Directive: Copy all lines that contain the word "placeholder".

Entries provided:
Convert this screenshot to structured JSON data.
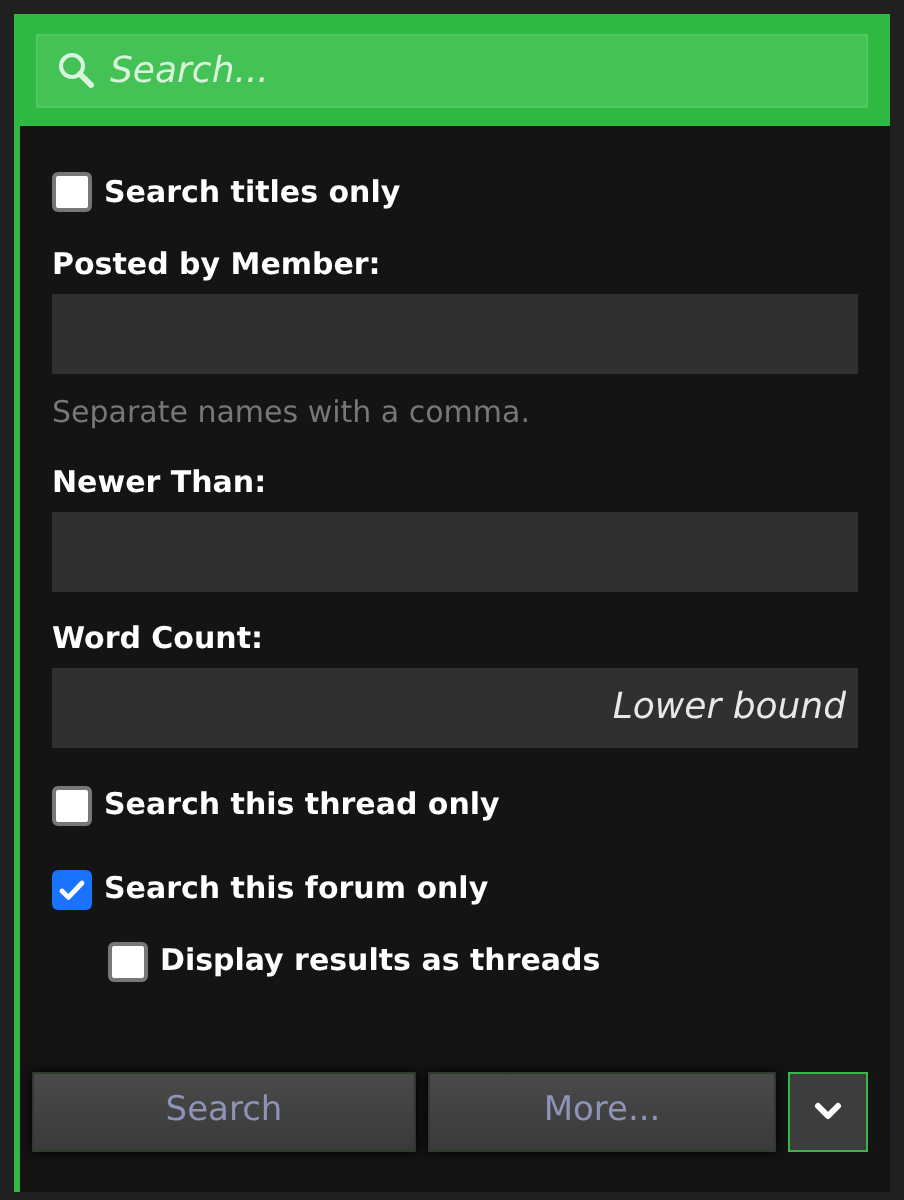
{
  "search": {
    "placeholder": "Search..."
  },
  "options": [
    {
      "kind": "checkbox",
      "label": "Search titles only",
      "checked": false
    },
    {
      "kind": "field",
      "label": "Posted by Member:",
      "hint": "Separate names with a comma."
    },
    {
      "kind": "field",
      "label": "Newer Than:"
    },
    {
      "kind": "field",
      "label": "Word Count:",
      "placeholder": "Lower bound"
    },
    {
      "kind": "checkbox",
      "label": "Search this thread only",
      "checked": false
    },
    {
      "kind": "checkbox",
      "label": "Search this forum only",
      "checked": true,
      "children": [
        {
          "kind": "checkbox",
          "label": "Display results as threads",
          "checked": false
        }
      ]
    }
  ],
  "buttons": [
    {
      "kind": "text",
      "label": "Search"
    },
    {
      "kind": "text",
      "label": "More..."
    },
    {
      "kind": "menu"
    }
  ]
}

Complete answer:
    "placeholder": "Search..."
      "placeholder": "Lower bound"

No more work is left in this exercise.